Anotaciones de elementos de maquetación:
☆ ☆ ☆ ☆ ☆

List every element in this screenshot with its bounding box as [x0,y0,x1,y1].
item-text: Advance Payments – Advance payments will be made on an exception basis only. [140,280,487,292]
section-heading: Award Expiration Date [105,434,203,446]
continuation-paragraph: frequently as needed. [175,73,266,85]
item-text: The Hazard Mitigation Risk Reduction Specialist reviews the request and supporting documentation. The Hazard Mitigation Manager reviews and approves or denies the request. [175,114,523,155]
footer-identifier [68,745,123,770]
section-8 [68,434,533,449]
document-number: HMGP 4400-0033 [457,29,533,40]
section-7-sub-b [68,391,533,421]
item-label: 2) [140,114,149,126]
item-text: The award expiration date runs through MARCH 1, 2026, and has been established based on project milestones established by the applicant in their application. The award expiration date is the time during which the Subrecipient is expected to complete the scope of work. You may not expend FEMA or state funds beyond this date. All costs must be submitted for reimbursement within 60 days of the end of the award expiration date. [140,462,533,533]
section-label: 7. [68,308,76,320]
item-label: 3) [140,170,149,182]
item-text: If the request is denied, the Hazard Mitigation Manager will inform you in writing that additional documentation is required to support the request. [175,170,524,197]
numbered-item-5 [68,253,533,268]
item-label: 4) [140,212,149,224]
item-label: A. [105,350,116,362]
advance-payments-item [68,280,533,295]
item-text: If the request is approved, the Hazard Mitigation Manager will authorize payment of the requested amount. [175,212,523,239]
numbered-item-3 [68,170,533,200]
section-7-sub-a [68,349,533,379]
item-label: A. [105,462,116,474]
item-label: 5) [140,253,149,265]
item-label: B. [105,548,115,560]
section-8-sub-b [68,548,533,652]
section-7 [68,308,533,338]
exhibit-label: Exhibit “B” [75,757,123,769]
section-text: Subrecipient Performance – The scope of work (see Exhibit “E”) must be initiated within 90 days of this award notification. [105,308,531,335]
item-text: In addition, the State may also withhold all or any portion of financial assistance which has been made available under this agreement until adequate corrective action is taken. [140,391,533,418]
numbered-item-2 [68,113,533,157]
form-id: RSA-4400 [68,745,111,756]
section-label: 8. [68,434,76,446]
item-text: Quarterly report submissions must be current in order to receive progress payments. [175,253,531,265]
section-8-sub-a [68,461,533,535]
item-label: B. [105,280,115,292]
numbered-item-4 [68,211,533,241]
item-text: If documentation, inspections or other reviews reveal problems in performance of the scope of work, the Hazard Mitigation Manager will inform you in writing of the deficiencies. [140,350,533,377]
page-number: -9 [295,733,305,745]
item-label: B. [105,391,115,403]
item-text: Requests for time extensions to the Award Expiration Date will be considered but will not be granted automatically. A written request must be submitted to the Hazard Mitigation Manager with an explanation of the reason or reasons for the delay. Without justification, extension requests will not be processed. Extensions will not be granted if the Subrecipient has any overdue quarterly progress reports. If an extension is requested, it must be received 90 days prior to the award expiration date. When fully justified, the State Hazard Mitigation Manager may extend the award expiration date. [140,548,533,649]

☆ ☆ ☆ ☆ ☆

### Tarea pendiente
¿Puedes copiar todo desde el comienzo de las entradas hasta la que contiene "continuation-paragraph: frequently as", ambas incluidas, renombrando "Award Expiration Date" como "Award End Date" y sin cambiar nada más?

### Solución
List every element in this screenshot with its bounding box as [x0,y0,x1,y1].
item-text: Advance Payments – Advance payments will be made on an exception basis only. [140,280,487,292]
section-heading: Award End Date [105,434,203,446]
continuation-paragraph: frequently as needed. [175,73,266,85]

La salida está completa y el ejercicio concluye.